In the listing below, count the lines containing the string "Ctrl" and state only the number.

Collected data
════════
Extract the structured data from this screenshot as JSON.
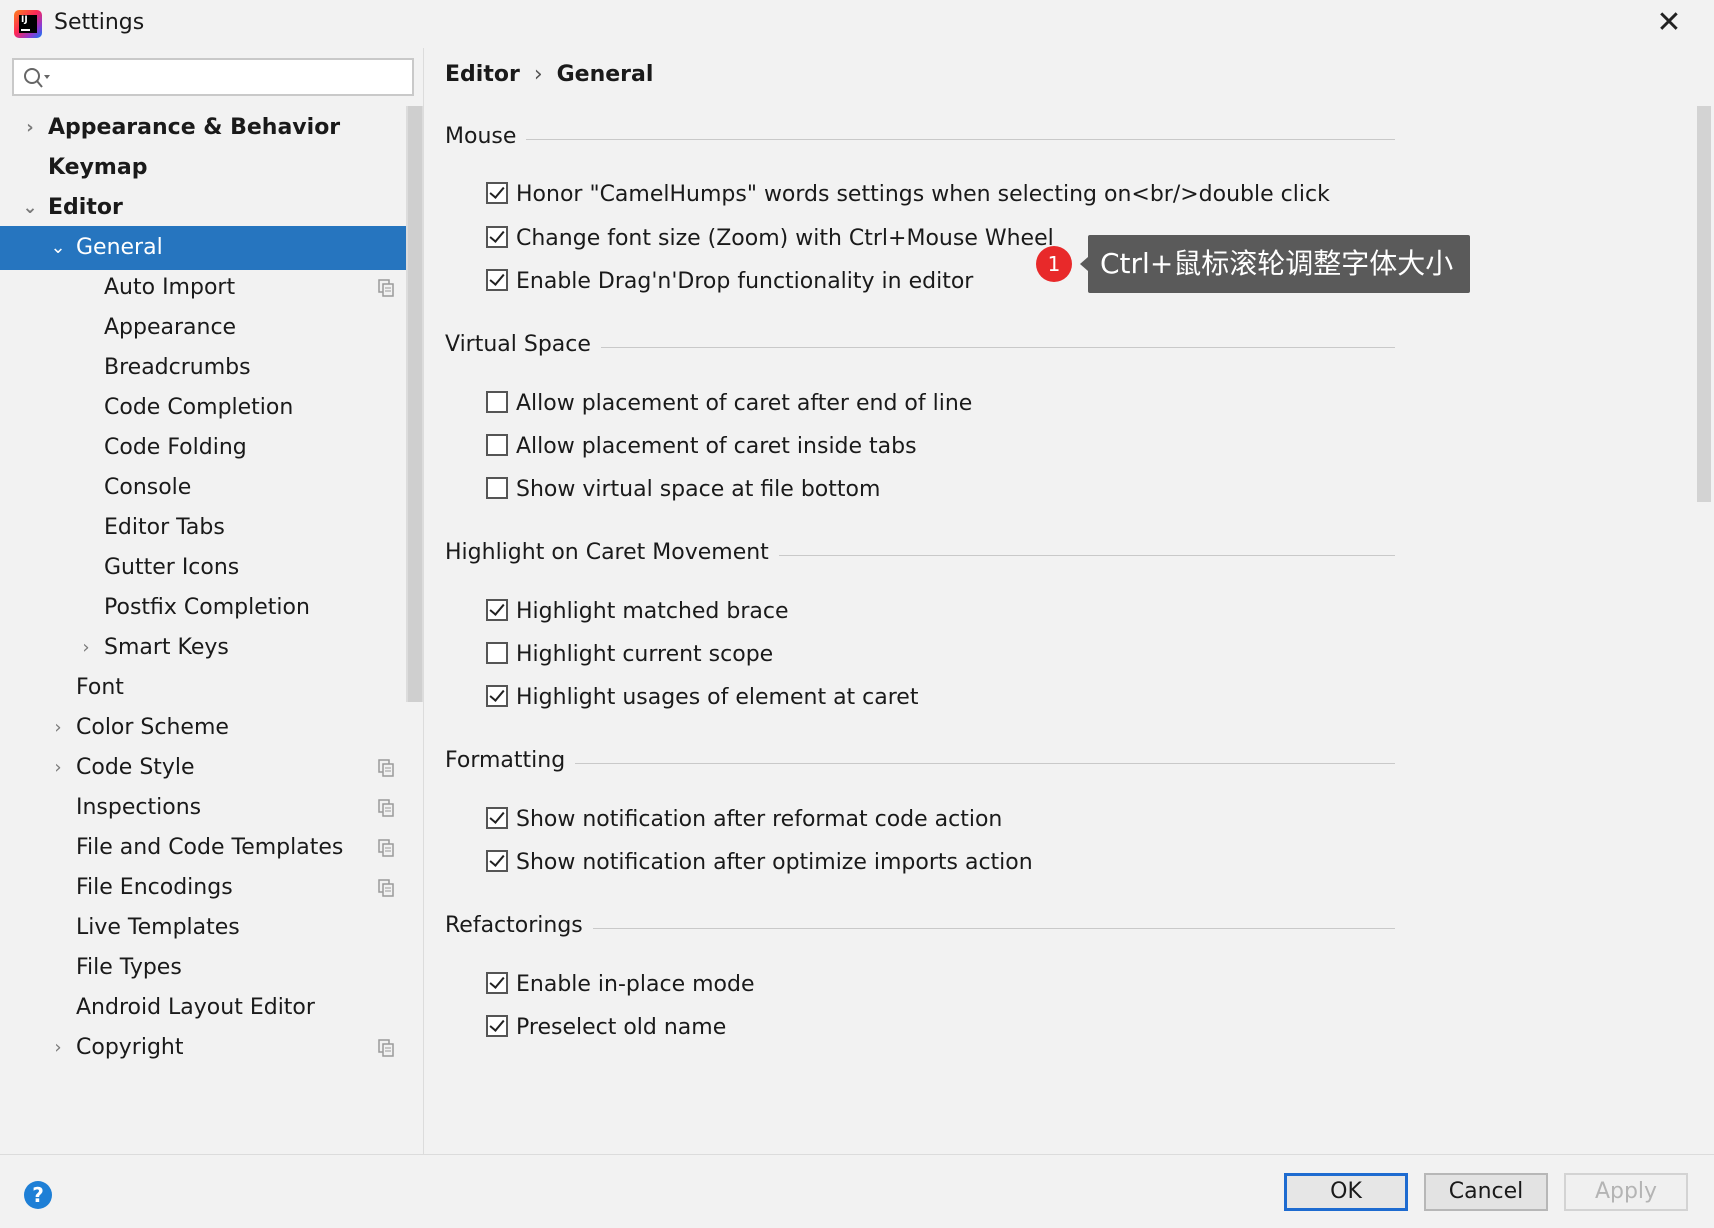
{
  "window": {
    "title": "Settings",
    "close_label": "✕"
  },
  "search": {
    "placeholder": "",
    "value": ""
  },
  "sidebar": {
    "items": [
      {
        "label": "Appearance & Behavior",
        "level": 0,
        "arrow": "›",
        "bold": true,
        "selected": false,
        "copy": false
      },
      {
        "label": "Keymap",
        "level": 0,
        "arrow": "",
        "bold": true,
        "selected": false,
        "copy": false
      },
      {
        "label": "Editor",
        "level": 0,
        "arrow": "⌄",
        "bold": true,
        "selected": false,
        "copy": false
      },
      {
        "label": "General",
        "level": 1,
        "arrow": "⌄",
        "bold": false,
        "selected": true,
        "copy": false
      },
      {
        "label": "Auto Import",
        "level": 2,
        "arrow": "",
        "bold": false,
        "selected": false,
        "copy": true
      },
      {
        "label": "Appearance",
        "level": 2,
        "arrow": "",
        "bold": false,
        "selected": false,
        "copy": false
      },
      {
        "label": "Breadcrumbs",
        "level": 2,
        "arrow": "",
        "bold": false,
        "selected": false,
        "copy": false
      },
      {
        "label": "Code Completion",
        "level": 2,
        "arrow": "",
        "bold": false,
        "selected": false,
        "copy": false
      },
      {
        "label": "Code Folding",
        "level": 2,
        "arrow": "",
        "bold": false,
        "selected": false,
        "copy": false
      },
      {
        "label": "Console",
        "level": 2,
        "arrow": "",
        "bold": false,
        "selected": false,
        "copy": false
      },
      {
        "label": "Editor Tabs",
        "level": 2,
        "arrow": "",
        "bold": false,
        "selected": false,
        "copy": false
      },
      {
        "label": "Gutter Icons",
        "level": 2,
        "arrow": "",
        "bold": false,
        "selected": false,
        "copy": false
      },
      {
        "label": "Postfix Completion",
        "level": 2,
        "arrow": "",
        "bold": false,
        "selected": false,
        "copy": false
      },
      {
        "label": "Smart Keys",
        "level": 2,
        "arrow": "›",
        "bold": false,
        "selected": false,
        "copy": false
      },
      {
        "label": "Font",
        "level": 1,
        "arrow": "",
        "bold": false,
        "selected": false,
        "copy": false
      },
      {
        "label": "Color Scheme",
        "level": 1,
        "arrow": "›",
        "bold": false,
        "selected": false,
        "copy": false
      },
      {
        "label": "Code Style",
        "level": 1,
        "arrow": "›",
        "bold": false,
        "selected": false,
        "copy": true
      },
      {
        "label": "Inspections",
        "level": 1,
        "arrow": "",
        "bold": false,
        "selected": false,
        "copy": true
      },
      {
        "label": "File and Code Templates",
        "level": 1,
        "arrow": "",
        "bold": false,
        "selected": false,
        "copy": true
      },
      {
        "label": "File Encodings",
        "level": 1,
        "arrow": "",
        "bold": false,
        "selected": false,
        "copy": true
      },
      {
        "label": "Live Templates",
        "level": 1,
        "arrow": "",
        "bold": false,
        "selected": false,
        "copy": false
      },
      {
        "label": "File Types",
        "level": 1,
        "arrow": "",
        "bold": false,
        "selected": false,
        "copy": false
      },
      {
        "label": "Android Layout Editor",
        "level": 1,
        "arrow": "",
        "bold": false,
        "selected": false,
        "copy": false
      },
      {
        "label": "Copyright",
        "level": 1,
        "arrow": "›",
        "bold": false,
        "selected": false,
        "copy": true
      }
    ]
  },
  "breadcrumb": {
    "parent": "Editor",
    "separator": "›",
    "current": "General"
  },
  "sections": {
    "mouse": "Mouse",
    "virtual_space": "Virtual Space",
    "highlight": "Highlight on Caret Movement",
    "formatting": "Formatting",
    "refactorings": "Refactorings"
  },
  "options": {
    "camel_humps": {
      "label": "Honor \"CamelHumps\" words settings when selecting on<br/>double click",
      "checked": true
    },
    "zoom": {
      "label": "Change font size (Zoom) with Ctrl+Mouse Wheel",
      "checked": true
    },
    "drag_drop": {
      "label": "Enable Drag'n'Drop functionality in editor",
      "checked": true
    },
    "caret_eol": {
      "label": "Allow placement of caret after end of line",
      "checked": false
    },
    "caret_tabs": {
      "label": "Allow placement of caret inside tabs",
      "checked": false
    },
    "virtual_bottom": {
      "label": "Show virtual space at file bottom",
      "checked": false
    },
    "matched_brace": {
      "label": "Highlight matched brace",
      "checked": true
    },
    "current_scope": {
      "label": "Highlight current scope",
      "checked": false
    },
    "usages_caret": {
      "label": "Highlight usages of element at caret",
      "checked": true
    },
    "notify_reformat": {
      "label": "Show notification after reformat code action",
      "checked": true
    },
    "notify_imports": {
      "label": "Show notification after optimize imports action",
      "checked": true
    },
    "inplace_mode": {
      "label": "Enable in-place mode",
      "checked": true
    },
    "preselect_name": {
      "label": "Preselect old name",
      "checked": true
    }
  },
  "annotation": {
    "number": "1",
    "text": "Ctrl+鼠标滚轮调整字体大小"
  },
  "buttons": {
    "help": "?",
    "ok": "OK",
    "cancel": "Cancel",
    "apply": "Apply"
  },
  "colors": {
    "selection": "#2675bf",
    "badge": "#e8292a",
    "tooltip_bg": "#5a5a5a",
    "ok_border": "#1e6bd0"
  }
}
════════
Task answer: 2